▶ **Instructions for the task**
Print the listing below in its entirety, character for character.

▶ **Records for processing**
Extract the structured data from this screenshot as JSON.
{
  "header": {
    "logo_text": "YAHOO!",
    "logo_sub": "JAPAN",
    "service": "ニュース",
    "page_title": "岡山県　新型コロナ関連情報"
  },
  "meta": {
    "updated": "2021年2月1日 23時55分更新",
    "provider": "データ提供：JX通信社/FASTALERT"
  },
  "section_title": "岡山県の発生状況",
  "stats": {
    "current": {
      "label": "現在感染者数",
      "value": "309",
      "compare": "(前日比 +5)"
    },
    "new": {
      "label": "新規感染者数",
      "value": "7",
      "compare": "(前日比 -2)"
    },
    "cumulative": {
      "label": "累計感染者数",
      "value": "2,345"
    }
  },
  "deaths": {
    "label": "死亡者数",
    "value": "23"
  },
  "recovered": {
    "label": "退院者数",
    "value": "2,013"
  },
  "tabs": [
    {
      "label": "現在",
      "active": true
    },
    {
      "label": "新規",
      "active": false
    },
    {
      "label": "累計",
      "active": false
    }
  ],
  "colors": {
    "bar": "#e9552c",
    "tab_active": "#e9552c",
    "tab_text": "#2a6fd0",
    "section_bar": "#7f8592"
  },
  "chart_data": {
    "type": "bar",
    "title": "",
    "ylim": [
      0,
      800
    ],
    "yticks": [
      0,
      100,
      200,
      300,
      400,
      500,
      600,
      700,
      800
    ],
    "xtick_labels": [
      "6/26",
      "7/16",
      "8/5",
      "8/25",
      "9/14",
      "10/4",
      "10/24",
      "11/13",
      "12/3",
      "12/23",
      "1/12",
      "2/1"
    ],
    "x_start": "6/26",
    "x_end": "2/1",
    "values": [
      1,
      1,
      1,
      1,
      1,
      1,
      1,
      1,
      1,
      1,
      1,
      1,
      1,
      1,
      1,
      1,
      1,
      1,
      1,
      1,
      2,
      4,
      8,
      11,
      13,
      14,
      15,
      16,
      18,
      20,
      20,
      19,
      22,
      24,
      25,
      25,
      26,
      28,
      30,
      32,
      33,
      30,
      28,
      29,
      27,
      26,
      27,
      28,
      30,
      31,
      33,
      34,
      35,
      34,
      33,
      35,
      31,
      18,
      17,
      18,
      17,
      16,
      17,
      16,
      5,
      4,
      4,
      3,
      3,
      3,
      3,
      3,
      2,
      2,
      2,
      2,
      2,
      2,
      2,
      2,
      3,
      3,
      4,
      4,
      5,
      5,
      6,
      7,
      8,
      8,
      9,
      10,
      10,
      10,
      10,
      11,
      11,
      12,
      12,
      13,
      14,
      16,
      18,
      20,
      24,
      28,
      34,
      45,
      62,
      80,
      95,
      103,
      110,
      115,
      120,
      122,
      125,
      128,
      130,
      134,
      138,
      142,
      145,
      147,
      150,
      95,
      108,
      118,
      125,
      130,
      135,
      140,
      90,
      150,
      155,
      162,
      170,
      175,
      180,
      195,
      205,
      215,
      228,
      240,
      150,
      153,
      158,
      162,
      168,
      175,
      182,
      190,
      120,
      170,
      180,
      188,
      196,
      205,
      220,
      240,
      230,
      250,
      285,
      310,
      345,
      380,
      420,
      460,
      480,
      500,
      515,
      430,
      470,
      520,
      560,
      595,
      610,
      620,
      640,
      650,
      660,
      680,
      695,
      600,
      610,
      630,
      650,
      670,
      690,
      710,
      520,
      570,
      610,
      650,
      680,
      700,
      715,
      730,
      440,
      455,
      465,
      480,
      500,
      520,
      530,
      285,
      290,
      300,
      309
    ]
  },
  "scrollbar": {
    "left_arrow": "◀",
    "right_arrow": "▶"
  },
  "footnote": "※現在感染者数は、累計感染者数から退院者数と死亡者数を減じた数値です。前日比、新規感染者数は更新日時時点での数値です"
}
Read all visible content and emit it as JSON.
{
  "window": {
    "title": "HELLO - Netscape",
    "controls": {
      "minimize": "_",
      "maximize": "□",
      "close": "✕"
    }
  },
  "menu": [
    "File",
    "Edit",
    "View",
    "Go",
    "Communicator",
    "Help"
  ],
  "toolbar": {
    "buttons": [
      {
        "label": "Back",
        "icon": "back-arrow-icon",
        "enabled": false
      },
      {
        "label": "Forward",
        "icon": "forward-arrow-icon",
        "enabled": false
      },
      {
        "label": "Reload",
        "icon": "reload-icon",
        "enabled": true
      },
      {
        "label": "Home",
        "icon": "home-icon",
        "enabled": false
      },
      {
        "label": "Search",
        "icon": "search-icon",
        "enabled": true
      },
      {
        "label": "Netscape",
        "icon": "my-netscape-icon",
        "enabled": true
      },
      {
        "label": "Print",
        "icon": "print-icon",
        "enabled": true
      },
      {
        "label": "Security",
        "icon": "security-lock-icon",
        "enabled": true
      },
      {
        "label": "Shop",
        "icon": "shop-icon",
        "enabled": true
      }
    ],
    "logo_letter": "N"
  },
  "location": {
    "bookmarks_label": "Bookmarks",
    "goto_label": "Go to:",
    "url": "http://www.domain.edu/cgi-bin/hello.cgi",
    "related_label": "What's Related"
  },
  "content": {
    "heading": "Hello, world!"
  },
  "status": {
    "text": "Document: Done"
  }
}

▶ **Finished answer**
Extract the structured data from this screenshot as JSON.
{
  "header": {
    "logo_text": "YAHOO!",
    "logo_sub": "JAPAN",
    "service": "ニュース",
    "page_title": "岡山県　新型コロナ関連情報"
  },
  "meta": {
    "updated": "2021年2月1日 23時55分更新",
    "provider": "データ提供：JX通信社/FASTALERT"
  },
  "section_title": "岡山県の発生状況",
  "stats": {
    "current": {
      "label": "現在感染者数",
      "value": "309",
      "compare": "(前日比 +5)"
    },
    "new": {
      "label": "新規感染者数",
      "value": "7",
      "compare": "(前日比 -2)"
    },
    "cumulative": {
      "label": "累計感染者数",
      "value": "2,345"
    }
  },
  "deaths": {
    "label": "死亡者数",
    "value": "23"
  },
  "recovered": {
    "label": "退院者数",
    "value": "2,013"
  },
  "tabs": [
    {
      "label": "現在",
      "active": true
    },
    {
      "label": "新規",
      "active": false
    },
    {
      "label": "累計",
      "active": false
    }
  ],
  "colors": {
    "bar": "#e9552c",
    "tab_active": "#e9552c",
    "tab_text": "#2a6fd0",
    "section_bar": "#7f8592"
  },
  "chart_data": {
    "type": "bar",
    "title": "",
    "ylim": [
      0,
      800
    ],
    "yticks": [
      0,
      100,
      200,
      300,
      400,
      500,
      600,
      700,
      800
    ],
    "xtick_labels": [
      "6/26",
      "7/16",
      "8/5",
      "8/25",
      "9/14",
      "10/4",
      "10/24",
      "11/13",
      "12/3",
      "12/23",
      "1/12",
      "2/1"
    ],
    "x_start": "6/26",
    "x_end": "2/1",
    "values": [
      1,
      1,
      1,
      1,
      1,
      1,
      1,
      1,
      1,
      1,
      1,
      1,
      1,
      1,
      1,
      1,
      1,
      1,
      1,
      1,
      2,
      4,
      8,
      11,
      13,
      14,
      15,
      16,
      18,
      20,
      20,
      19,
      22,
      24,
      25,
      25,
      26,
      28,
      30,
      32,
      33,
      30,
      28,
      29,
      27,
      26,
      27,
      28,
      30,
      31,
      33,
      34,
      35,
      34,
      33,
      35,
      31,
      18,
      17,
      18,
      17,
      16,
      17,
      16,
      5,
      4,
      4,
      3,
      3,
      3,
      3,
      3,
      2,
      2,
      2,
      2,
      2,
      2,
      2,
      2,
      3,
      3,
      4,
      4,
      5,
      5,
      6,
      7,
      8,
      8,
      9,
      10,
      10,
      10,
      10,
      11,
      11,
      12,
      12,
      13,
      14,
      16,
      18,
      20,
      24,
      28,
      34,
      45,
      62,
      80,
      95,
      103,
      110,
      115,
      120,
      122,
      125,
      128,
      130,
      134,
      138,
      142,
      145,
      147,
      150,
      95,
      108,
      118,
      125,
      130,
      135,
      140,
      90,
      150,
      155,
      162,
      170,
      175,
      180,
      195,
      205,
      215,
      228,
      240,
      150,
      153,
      158,
      162,
      168,
      175,
      182,
      190,
      120,
      170,
      180,
      188,
      196,
      205,
      220,
      240,
      230,
      250,
      285,
      310,
      345,
      380,
      420,
      460,
      480,
      500,
      515,
      430,
      470,
      520,
      560,
      595,
      610,
      620,
      640,
      650,
      660,
      680,
      695,
      600,
      610,
      630,
      650,
      670,
      690,
      710,
      520,
      570,
      610,
      650,
      680,
      700,
      715,
      730,
      440,
      455,
      465,
      480,
      500,
      520,
      530,
      285,
      290,
      300,
      309
    ]
  },
  "scrollbar": {
    "left_arrow": "◀",
    "right_arrow": "▶"
  },
  "footnote": "※現在感染者数は、累計感染者数から退院者数と死亡者数を減じた数値です。前日比、新規感染者数は更新日時時点での数値です"
}
Read all visible content and emit it as JSON.
{
  "window": {
    "title": "HELLO - Netscape",
    "controls": {
      "minimize": "_",
      "maximize": "□",
      "close": "✕"
    }
  },
  "menu": [
    "File",
    "Edit",
    "View",
    "Go",
    "Communicator",
    "Help"
  ],
  "toolbar": {
    "buttons": [
      {
        "label": "Back",
        "icon": "back-arrow-icon",
        "enabled": false
      },
      {
        "label": "Forward",
        "icon": "forward-arrow-icon",
        "enabled": false
      },
      {
        "label": "Reload",
        "icon": "reload-icon",
        "enabled": true
      },
      {
        "label": "Home",
        "icon": "home-icon",
        "enabled": false
      },
      {
        "label": "Search",
        "icon": "search-icon",
        "enabled": true
      },
      {
        "label": "Netscape",
        "icon": "my-netscape-icon",
        "enabled": true
      },
      {
        "label": "Print",
        "icon": "print-icon",
        "enabled": true
      },
      {
        "label": "Security",
        "icon": "security-lock-icon",
        "enabled": true
      },
      {
        "label": "Shop",
        "icon": "shop-icon",
        "enabled": true
      }
    ],
    "logo_letter": "N"
  },
  "location": {
    "bookmarks_label": "Bookmarks",
    "goto_label": "Go to:",
    "url": "http://www.domain.edu/cgi-bin/hello.cgi",
    "related_label": "What's Related"
  },
  "content": {
    "heading": "Hello, world!"
  },
  "status": {
    "text": "Document: Done"
  }
}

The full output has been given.